## RECORDS SUPPLIED:
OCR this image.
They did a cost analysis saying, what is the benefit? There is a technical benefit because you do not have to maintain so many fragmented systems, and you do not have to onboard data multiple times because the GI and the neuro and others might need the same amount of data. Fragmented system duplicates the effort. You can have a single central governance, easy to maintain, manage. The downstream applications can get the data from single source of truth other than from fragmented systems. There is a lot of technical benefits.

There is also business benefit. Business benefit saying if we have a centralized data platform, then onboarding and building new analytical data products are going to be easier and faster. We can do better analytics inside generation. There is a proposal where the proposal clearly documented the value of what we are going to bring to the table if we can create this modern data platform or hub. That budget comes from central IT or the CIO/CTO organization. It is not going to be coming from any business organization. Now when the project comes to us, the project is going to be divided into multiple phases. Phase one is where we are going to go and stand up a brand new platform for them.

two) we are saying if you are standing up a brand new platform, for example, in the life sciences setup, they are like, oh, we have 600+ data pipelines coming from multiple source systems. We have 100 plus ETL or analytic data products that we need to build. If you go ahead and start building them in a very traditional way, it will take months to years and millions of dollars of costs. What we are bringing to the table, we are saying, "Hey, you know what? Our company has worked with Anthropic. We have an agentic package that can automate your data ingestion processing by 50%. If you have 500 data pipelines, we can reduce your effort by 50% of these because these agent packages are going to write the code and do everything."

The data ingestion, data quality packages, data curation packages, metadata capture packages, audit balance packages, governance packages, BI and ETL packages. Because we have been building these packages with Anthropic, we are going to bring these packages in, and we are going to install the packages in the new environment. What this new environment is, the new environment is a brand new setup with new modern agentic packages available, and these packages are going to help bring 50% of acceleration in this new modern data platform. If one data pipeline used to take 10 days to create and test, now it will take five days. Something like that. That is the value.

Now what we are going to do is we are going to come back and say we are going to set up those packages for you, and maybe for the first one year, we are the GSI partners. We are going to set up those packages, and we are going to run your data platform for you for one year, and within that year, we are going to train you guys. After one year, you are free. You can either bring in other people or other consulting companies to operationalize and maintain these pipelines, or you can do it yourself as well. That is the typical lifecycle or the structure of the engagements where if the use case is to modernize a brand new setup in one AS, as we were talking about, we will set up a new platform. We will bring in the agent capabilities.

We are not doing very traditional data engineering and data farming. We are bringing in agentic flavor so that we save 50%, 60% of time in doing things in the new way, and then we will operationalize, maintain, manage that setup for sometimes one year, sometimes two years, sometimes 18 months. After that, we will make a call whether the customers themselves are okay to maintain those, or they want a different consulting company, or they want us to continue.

## TASK DESCRIPTION:
From the data above, copy out every line with the string "consulting" in it.

## FULL RESPONSE:
Now what we are going to do is we are going to come back and say we are going to set up those packages for you, and maybe for the first one year, we are the GSI partners. We are going to set up those packages, and we are going to run your data platform for you for one year, and within that year, we are going to train you guys. After one year, you are free. You can either bring in other people or other consulting companies to operationalize and maintain these pipelines, or you can do it yourself as well. That is the typical lifecycle or the structure of the engagements where if the use case is to modernize a brand new setup in one AS, as we were talking about, we will set up a new platform. We will bring in the agent capabilities.
We are not doing very traditional data engineering and data farming. We are bringing in agentic flavor so that we save 50%, 60% of time in doing things in the new way, and then we will operationalize, maintain, manage that setup for sometimes one year, sometimes two years, sometimes 18 months. After that, we will make a call whether the customers themselves are okay to maintain those, or they want a different consulting company, or they want us to continue.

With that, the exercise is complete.